-- Begin ITEMS --
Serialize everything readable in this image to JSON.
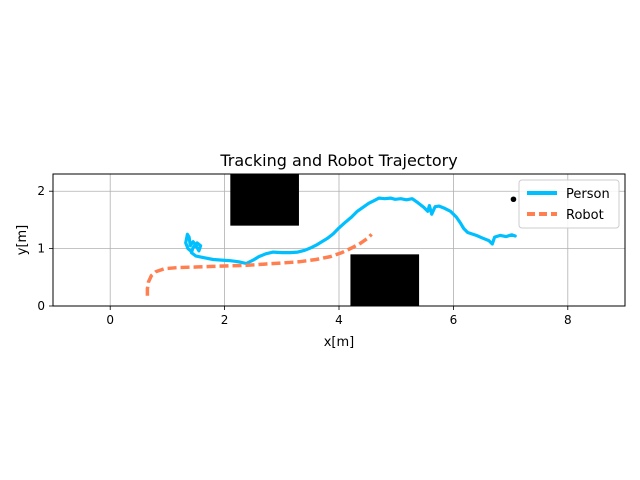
{
  "chart_data": {
    "type": "line",
    "title": "Tracking and Robot Trajectory",
    "xlabel": "x[m]",
    "ylabel": "y[m]",
    "xlim": [
      -1,
      9
    ],
    "ylim": [
      0,
      2.3
    ],
    "xticks": [
      0,
      2,
      4,
      6,
      8
    ],
    "yticks": [
      0,
      1,
      2
    ],
    "grid": true,
    "legend_position": "top-right",
    "obstacles": [
      {
        "x0": 2.1,
        "x1": 3.3,
        "y0": 1.4,
        "y1": 2.3,
        "color": "#000000"
      },
      {
        "x0": 4.2,
        "x1": 5.4,
        "y0": 0.0,
        "y1": 0.9,
        "color": "#000000"
      }
    ],
    "goal_point": {
      "x": 7.05,
      "y": 1.86,
      "color": "#000000"
    },
    "series": [
      {
        "name": "Person",
        "color": "#00bfff",
        "style": "solid",
        "points": [
          [
            7.08,
            1.22
          ],
          [
            7.02,
            1.24
          ],
          [
            6.92,
            1.21
          ],
          [
            6.82,
            1.23
          ],
          [
            6.72,
            1.2
          ],
          [
            6.68,
            1.08
          ],
          [
            6.62,
            1.14
          ],
          [
            6.52,
            1.18
          ],
          [
            6.4,
            1.23
          ],
          [
            6.25,
            1.28
          ],
          [
            6.18,
            1.35
          ],
          [
            6.12,
            1.45
          ],
          [
            6.05,
            1.55
          ],
          [
            5.95,
            1.65
          ],
          [
            5.85,
            1.7
          ],
          [
            5.75,
            1.74
          ],
          [
            5.68,
            1.73
          ],
          [
            5.62,
            1.6
          ],
          [
            5.58,
            1.75
          ],
          [
            5.55,
            1.65
          ],
          [
            5.48,
            1.72
          ],
          [
            5.38,
            1.8
          ],
          [
            5.28,
            1.87
          ],
          [
            5.18,
            1.85
          ],
          [
            5.08,
            1.87
          ],
          [
            4.98,
            1.86
          ],
          [
            4.9,
            1.88
          ],
          [
            4.8,
            1.87
          ],
          [
            4.7,
            1.88
          ],
          [
            4.62,
            1.84
          ],
          [
            4.52,
            1.79
          ],
          [
            4.42,
            1.72
          ],
          [
            4.32,
            1.65
          ],
          [
            4.22,
            1.55
          ],
          [
            4.1,
            1.45
          ],
          [
            4.0,
            1.36
          ],
          [
            3.9,
            1.26
          ],
          [
            3.8,
            1.18
          ],
          [
            3.7,
            1.12
          ],
          [
            3.6,
            1.06
          ],
          [
            3.5,
            1.01
          ],
          [
            3.4,
            0.97
          ],
          [
            3.28,
            0.94
          ],
          [
            3.15,
            0.93
          ],
          [
            3.0,
            0.93
          ],
          [
            2.85,
            0.94
          ],
          [
            2.72,
            0.91
          ],
          [
            2.6,
            0.86
          ],
          [
            2.5,
            0.8
          ],
          [
            2.38,
            0.74
          ],
          [
            2.25,
            0.77
          ],
          [
            2.1,
            0.79
          ],
          [
            1.95,
            0.8
          ],
          [
            1.8,
            0.81
          ],
          [
            1.65,
            0.84
          ],
          [
            1.5,
            0.87
          ],
          [
            1.42,
            0.93
          ],
          [
            1.45,
            1.02
          ],
          [
            1.52,
            1.1
          ],
          [
            1.58,
            1.05
          ],
          [
            1.55,
            0.96
          ],
          [
            1.5,
            1.05
          ],
          [
            1.45,
            1.12
          ],
          [
            1.4,
            1.05
          ],
          [
            1.38,
            1.2
          ],
          [
            1.35,
            1.25
          ],
          [
            1.32,
            1.1
          ],
          [
            1.36,
            1.0
          ],
          [
            1.42,
            0.95
          ]
        ]
      },
      {
        "name": "Robot",
        "color": "#ff7f50",
        "style": "dashed",
        "points": [
          [
            0.65,
            0.18
          ],
          [
            0.65,
            0.3
          ],
          [
            0.67,
            0.42
          ],
          [
            0.72,
            0.53
          ],
          [
            0.8,
            0.6
          ],
          [
            0.95,
            0.65
          ],
          [
            1.2,
            0.67
          ],
          [
            1.5,
            0.68
          ],
          [
            1.8,
            0.69
          ],
          [
            2.1,
            0.7
          ],
          [
            2.4,
            0.71
          ],
          [
            2.7,
            0.73
          ],
          [
            3.0,
            0.75
          ],
          [
            3.3,
            0.77
          ],
          [
            3.6,
            0.81
          ],
          [
            3.85,
            0.86
          ],
          [
            4.05,
            0.93
          ],
          [
            4.22,
            1.01
          ],
          [
            4.37,
            1.09
          ],
          [
            4.5,
            1.18
          ],
          [
            4.57,
            1.25
          ]
        ]
      }
    ]
  }
}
-- End ITEMS --
• [GIVEN INSTRUCTION]: Using the data above, write out every line exactly, leaving the images behind.

• [EXPECTED OUTPUT]:
Serialize everything readable in this image to JSON.
{
  "chart_data": {
    "type": "line",
    "title": "Tracking and Robot Trajectory",
    "xlabel": "x[m]",
    "ylabel": "y[m]",
    "xlim": [
      -1,
      9
    ],
    "ylim": [
      0,
      2.3
    ],
    "xticks": [
      0,
      2,
      4,
      6,
      8
    ],
    "yticks": [
      0,
      1,
      2
    ],
    "grid": true,
    "legend_position": "top-right",
    "obstacles": [
      {
        "x0": 2.1,
        "x1": 3.3,
        "y0": 1.4,
        "y1": 2.3,
        "color": "#000000"
      },
      {
        "x0": 4.2,
        "x1": 5.4,
        "y0": 0.0,
        "y1": 0.9,
        "color": "#000000"
      }
    ],
    "goal_point": {
      "x": 7.05,
      "y": 1.86,
      "color": "#000000"
    },
    "series": [
      {
        "name": "Person",
        "color": "#00bfff",
        "style": "solid",
        "points": [
          [
            7.08,
            1.22
          ],
          [
            7.02,
            1.24
          ],
          [
            6.92,
            1.21
          ],
          [
            6.82,
            1.23
          ],
          [
            6.72,
            1.2
          ],
          [
            6.68,
            1.08
          ],
          [
            6.62,
            1.14
          ],
          [
            6.52,
            1.18
          ],
          [
            6.4,
            1.23
          ],
          [
            6.25,
            1.28
          ],
          [
            6.18,
            1.35
          ],
          [
            6.12,
            1.45
          ],
          [
            6.05,
            1.55
          ],
          [
            5.95,
            1.65
          ],
          [
            5.85,
            1.7
          ],
          [
            5.75,
            1.74
          ],
          [
            5.68,
            1.73
          ],
          [
            5.62,
            1.6
          ],
          [
            5.58,
            1.75
          ],
          [
            5.55,
            1.65
          ],
          [
            5.48,
            1.72
          ],
          [
            5.38,
            1.8
          ],
          [
            5.28,
            1.87
          ],
          [
            5.18,
            1.85
          ],
          [
            5.08,
            1.87
          ],
          [
            4.98,
            1.86
          ],
          [
            4.9,
            1.88
          ],
          [
            4.8,
            1.87
          ],
          [
            4.7,
            1.88
          ],
          [
            4.62,
            1.84
          ],
          [
            4.52,
            1.79
          ],
          [
            4.42,
            1.72
          ],
          [
            4.32,
            1.65
          ],
          [
            4.22,
            1.55
          ],
          [
            4.1,
            1.45
          ],
          [
            4.0,
            1.36
          ],
          [
            3.9,
            1.26
          ],
          [
            3.8,
            1.18
          ],
          [
            3.7,
            1.12
          ],
          [
            3.6,
            1.06
          ],
          [
            3.5,
            1.01
          ],
          [
            3.4,
            0.97
          ],
          [
            3.28,
            0.94
          ],
          [
            3.15,
            0.93
          ],
          [
            3.0,
            0.93
          ],
          [
            2.85,
            0.94
          ],
          [
            2.72,
            0.91
          ],
          [
            2.6,
            0.86
          ],
          [
            2.5,
            0.8
          ],
          [
            2.38,
            0.74
          ],
          [
            2.25,
            0.77
          ],
          [
            2.1,
            0.79
          ],
          [
            1.95,
            0.8
          ],
          [
            1.8,
            0.81
          ],
          [
            1.65,
            0.84
          ],
          [
            1.5,
            0.87
          ],
          [
            1.42,
            0.93
          ],
          [
            1.45,
            1.02
          ],
          [
            1.52,
            1.1
          ],
          [
            1.58,
            1.05
          ],
          [
            1.55,
            0.96
          ],
          [
            1.5,
            1.05
          ],
          [
            1.45,
            1.12
          ],
          [
            1.4,
            1.05
          ],
          [
            1.38,
            1.2
          ],
          [
            1.35,
            1.25
          ],
          [
            1.32,
            1.1
          ],
          [
            1.36,
            1.0
          ],
          [
            1.42,
            0.95
          ]
        ]
      },
      {
        "name": "Robot",
        "color": "#ff7f50",
        "style": "dashed",
        "points": [
          [
            0.65,
            0.18
          ],
          [
            0.65,
            0.3
          ],
          [
            0.67,
            0.42
          ],
          [
            0.72,
            0.53
          ],
          [
            0.8,
            0.6
          ],
          [
            0.95,
            0.65
          ],
          [
            1.2,
            0.67
          ],
          [
            1.5,
            0.68
          ],
          [
            1.8,
            0.69
          ],
          [
            2.1,
            0.7
          ],
          [
            2.4,
            0.71
          ],
          [
            2.7,
            0.73
          ],
          [
            3.0,
            0.75
          ],
          [
            3.3,
            0.77
          ],
          [
            3.6,
            0.81
          ],
          [
            3.85,
            0.86
          ],
          [
            4.05,
            0.93
          ],
          [
            4.22,
            1.01
          ],
          [
            4.37,
            1.09
          ],
          [
            4.5,
            1.18
          ],
          [
            4.57,
            1.25
          ]
        ]
      }
    ]
  }
}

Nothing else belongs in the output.